** START OF Extracted data **

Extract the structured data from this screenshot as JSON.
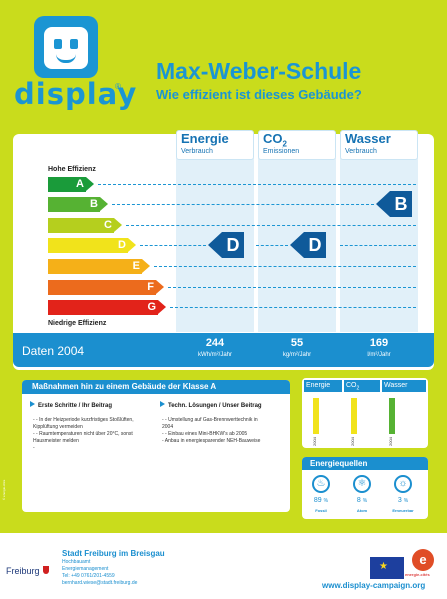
{
  "brand": {
    "logo_text": "display",
    "registered": "®"
  },
  "header": {
    "school": "Max-Weber-Schule",
    "question": "Wie effizient ist dieses Gebäude?"
  },
  "columns": [
    {
      "title": "Energie",
      "title_sub": "",
      "subtitle": "Verbrauch",
      "rating": "D",
      "value": "244",
      "unit": "kWh/m²/Jahr"
    },
    {
      "title": "CO",
      "title_sub": "2",
      "subtitle": "Emissionen",
      "rating": "D",
      "value": "55",
      "unit": "kg/m²/Jahr"
    },
    {
      "title": "Wasser",
      "title_sub": "",
      "subtitle": "Verbrauch",
      "rating": "B",
      "value": "169",
      "unit": "l/m²/Jahr"
    }
  ],
  "scale": {
    "top_label": "Hohe Effizienz",
    "bottom_label": "Niedrige Effizienz",
    "classes": [
      {
        "letter": "A",
        "color": "#1a9b3a"
      },
      {
        "letter": "B",
        "color": "#56b233"
      },
      {
        "letter": "C",
        "color": "#b5cf1e"
      },
      {
        "letter": "D",
        "color": "#f1e31b"
      },
      {
        "letter": "E",
        "color": "#f5b018"
      },
      {
        "letter": "F",
        "color": "#ec6b1d"
      },
      {
        "letter": "G",
        "color": "#e2231a"
      }
    ]
  },
  "data_bar": {
    "title": "Daten 2004"
  },
  "measures": {
    "title": "Maßnahmen hin zu einem Gebäude der Klasse A",
    "left_title": "Erste Schritte / Ihr Beitrag",
    "left_lines": [
      "- - In der Heizperiode kurzfristiges Stoßlüften,",
      "Kipplüftung vermeiden",
      "- - Raumtemperaturen nicht über 20°C, sonst",
      "Hausmeister melden",
      "-"
    ],
    "right_title": "Techn. Lösungen / Unser Beitrag",
    "right_lines": [
      "- - Umstellung auf Gas-Brennwerttechnik in",
      "2004",
      "- - Einbau eines Mini-BHKW's ab 2005",
      "- Anbau in energiesparender NEH-Bauweise"
    ]
  },
  "mini_chart": {
    "headers": [
      {
        "label": "Energie",
        "sub": ""
      },
      {
        "label": "CO",
        "sub": "2"
      },
      {
        "label": "Wasser",
        "sub": ""
      }
    ],
    "bars": [
      {
        "rating": "D",
        "color": "#f1e31b",
        "year": "2004"
      },
      {
        "rating": "D",
        "color": "#f1e31b",
        "year": "2004"
      },
      {
        "rating": "B",
        "color": "#56b233",
        "year": "2004"
      }
    ]
  },
  "sources": {
    "title": "Energiequellen",
    "items": [
      {
        "icon": "fossil-flame-icon",
        "glyph": "♨",
        "value": "89",
        "unit": "%",
        "label": "Fossil"
      },
      {
        "icon": "atom-icon",
        "glyph": "⚛",
        "value": "8",
        "unit": "%",
        "label": "Atom"
      },
      {
        "icon": "sun-icon",
        "glyph": "☼",
        "value": "3",
        "unit": "%",
        "label": "Erneuerbar"
      }
    ]
  },
  "footer": {
    "city_logo": "Freiburg",
    "city": "Stadt Freiburg im Breisgau",
    "contact": [
      "Hochbauamt",
      "Energiemanagement",
      "Tel: +49 0761/201-4559",
      "bernhard.wiese@stadt.freiburg.de"
    ],
    "eu_stars": "★",
    "partner_mark": "e",
    "partner_label": "energie-cités",
    "url": "www.display-campaign.org",
    "side_text": "© energie-cités"
  }
}
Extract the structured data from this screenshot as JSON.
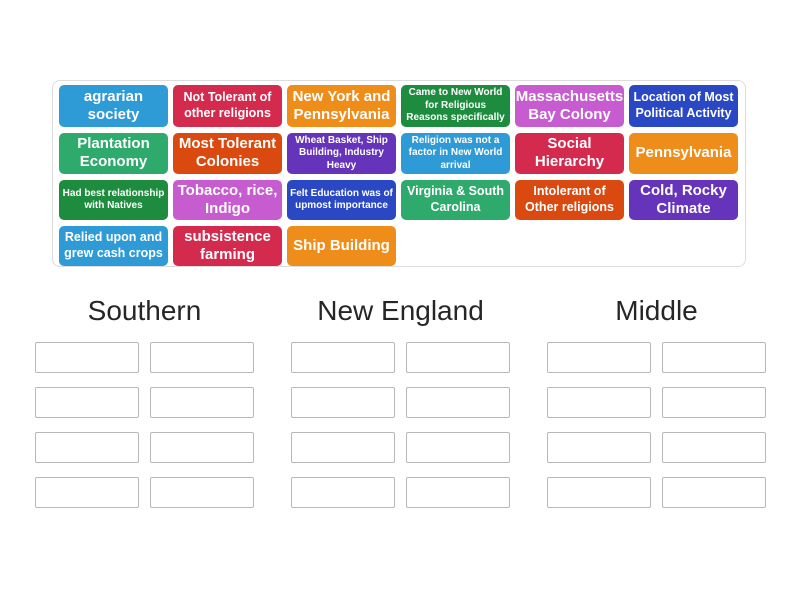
{
  "theme": {
    "tile_text_color": "#ffffff",
    "tray_border_color": "#dcdcdc",
    "slot_border_color": "#b8b8b8",
    "heading_color": "#262626"
  },
  "tray": {
    "tiles": [
      {
        "label": "agrarian society",
        "color": "#2e9ad6",
        "size": "lg"
      },
      {
        "label": "Not Tolerant of other religions",
        "color": "#d42a4e",
        "size": "md"
      },
      {
        "label": "New York and Pennsylvania",
        "color": "#ef8d1a",
        "size": "lg"
      },
      {
        "label": "Came to New World for Religious Reasons specifically",
        "color": "#1e8c3e",
        "size": "sm"
      },
      {
        "label": "Massachusetts Bay Colony",
        "color": "#c75cd1",
        "size": "lg"
      },
      {
        "label": "Location of Most Political Activity",
        "color": "#2a48c4",
        "size": "md"
      },
      {
        "label": "Plantation Economy",
        "color": "#2daa6c",
        "size": "lg"
      },
      {
        "label": "Most Tolerant Colonies",
        "color": "#da4a10",
        "size": "lg"
      },
      {
        "label": "Wheat Basket, Ship Building, Industry Heavy",
        "color": "#6633bb",
        "size": "sm"
      },
      {
        "label": "Religion was not a factor in New World arrival",
        "color": "#2e9ad6",
        "size": "sm"
      },
      {
        "label": "Social Hierarchy",
        "color": "#d42a4e",
        "size": "lg"
      },
      {
        "label": "Pennsylvania",
        "color": "#ef8d1a",
        "size": "lg"
      },
      {
        "label": "Had best relationship with Natives",
        "color": "#1e8c3e",
        "size": "sm"
      },
      {
        "label": "Tobacco, rice, Indigo",
        "color": "#c75cd1",
        "size": "lg"
      },
      {
        "label": "Felt Education was of upmost importance",
        "color": "#2a48c4",
        "size": "sm"
      },
      {
        "label": "Virginia & South Carolina",
        "color": "#2daa6c",
        "size": "md"
      },
      {
        "label": "Intolerant of Other religions",
        "color": "#da4a10",
        "size": "md"
      },
      {
        "label": "Cold, Rocky Climate",
        "color": "#6633bb",
        "size": "lg"
      },
      {
        "label": "Relied upon and grew cash crops",
        "color": "#2e9ad6",
        "size": "md"
      },
      {
        "label": "subsistence farming",
        "color": "#d42a4e",
        "size": "lg"
      },
      {
        "label": "Ship Building",
        "color": "#ef8d1a",
        "size": "lg"
      }
    ]
  },
  "groups": [
    {
      "label": "Southern",
      "slot_count": 8
    },
    {
      "label": "New England",
      "slot_count": 8
    },
    {
      "label": "Middle",
      "slot_count": 8
    }
  ]
}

** END OF Extracted data **

Work instructions: Write down every line of the data above that includes the string "value".

Solution:
      "value": "244",
      "value": "55",
      "value": "169",
        "value": "89",
        "value": "8",
        "value": "3",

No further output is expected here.